## Dataset entries
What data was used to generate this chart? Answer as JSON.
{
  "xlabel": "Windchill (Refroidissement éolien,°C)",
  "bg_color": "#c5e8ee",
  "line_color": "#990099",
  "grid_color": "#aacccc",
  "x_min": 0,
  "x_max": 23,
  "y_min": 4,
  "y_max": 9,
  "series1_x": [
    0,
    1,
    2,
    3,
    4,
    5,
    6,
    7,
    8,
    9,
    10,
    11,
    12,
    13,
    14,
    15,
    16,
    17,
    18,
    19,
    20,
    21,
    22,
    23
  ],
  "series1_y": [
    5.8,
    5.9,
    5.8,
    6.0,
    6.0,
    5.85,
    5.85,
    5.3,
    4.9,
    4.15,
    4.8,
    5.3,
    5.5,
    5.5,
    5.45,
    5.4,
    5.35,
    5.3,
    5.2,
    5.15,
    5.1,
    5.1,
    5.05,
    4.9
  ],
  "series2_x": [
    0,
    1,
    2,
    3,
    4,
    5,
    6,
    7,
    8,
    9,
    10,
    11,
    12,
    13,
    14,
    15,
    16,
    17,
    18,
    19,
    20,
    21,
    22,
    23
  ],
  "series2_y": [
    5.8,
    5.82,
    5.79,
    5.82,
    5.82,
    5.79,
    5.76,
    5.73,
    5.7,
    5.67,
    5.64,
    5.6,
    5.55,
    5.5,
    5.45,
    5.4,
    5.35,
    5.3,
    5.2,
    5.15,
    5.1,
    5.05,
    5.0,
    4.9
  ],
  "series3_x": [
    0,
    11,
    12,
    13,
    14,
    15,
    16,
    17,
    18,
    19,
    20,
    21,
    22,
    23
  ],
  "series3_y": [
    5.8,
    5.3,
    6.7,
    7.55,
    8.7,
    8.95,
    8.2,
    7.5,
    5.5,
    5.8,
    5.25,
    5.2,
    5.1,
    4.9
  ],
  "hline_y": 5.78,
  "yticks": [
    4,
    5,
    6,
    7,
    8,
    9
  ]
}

## Directions
Extract all of the data above without altering anything.

## Solved problem
What data was used to generate this chart? Answer as JSON.
{
  "xlabel": "Windchill (Refroidissement éolien,°C)",
  "bg_color": "#c5e8ee",
  "line_color": "#990099",
  "grid_color": "#aacccc",
  "x_min": 0,
  "x_max": 23,
  "y_min": 4,
  "y_max": 9,
  "series1_x": [
    0,
    1,
    2,
    3,
    4,
    5,
    6,
    7,
    8,
    9,
    10,
    11,
    12,
    13,
    14,
    15,
    16,
    17,
    18,
    19,
    20,
    21,
    22,
    23
  ],
  "series1_y": [
    5.8,
    5.9,
    5.8,
    6.0,
    6.0,
    5.85,
    5.85,
    5.3,
    4.9,
    4.15,
    4.8,
    5.3,
    5.5,
    5.5,
    5.45,
    5.4,
    5.35,
    5.3,
    5.2,
    5.15,
    5.1,
    5.1,
    5.05,
    4.9
  ],
  "series2_x": [
    0,
    1,
    2,
    3,
    4,
    5,
    6,
    7,
    8,
    9,
    10,
    11,
    12,
    13,
    14,
    15,
    16,
    17,
    18,
    19,
    20,
    21,
    22,
    23
  ],
  "series2_y": [
    5.8,
    5.82,
    5.79,
    5.82,
    5.82,
    5.79,
    5.76,
    5.73,
    5.7,
    5.67,
    5.64,
    5.6,
    5.55,
    5.5,
    5.45,
    5.4,
    5.35,
    5.3,
    5.2,
    5.15,
    5.1,
    5.05,
    5.0,
    4.9
  ],
  "series3_x": [
    0,
    11,
    12,
    13,
    14,
    15,
    16,
    17,
    18,
    19,
    20,
    21,
    22,
    23
  ],
  "series3_y": [
    5.8,
    5.3,
    6.7,
    7.55,
    8.7,
    8.95,
    8.2,
    7.5,
    5.5,
    5.8,
    5.25,
    5.2,
    5.1,
    4.9
  ],
  "hline_y": 5.78,
  "yticks": [
    4,
    5,
    6,
    7,
    8,
    9
  ]
}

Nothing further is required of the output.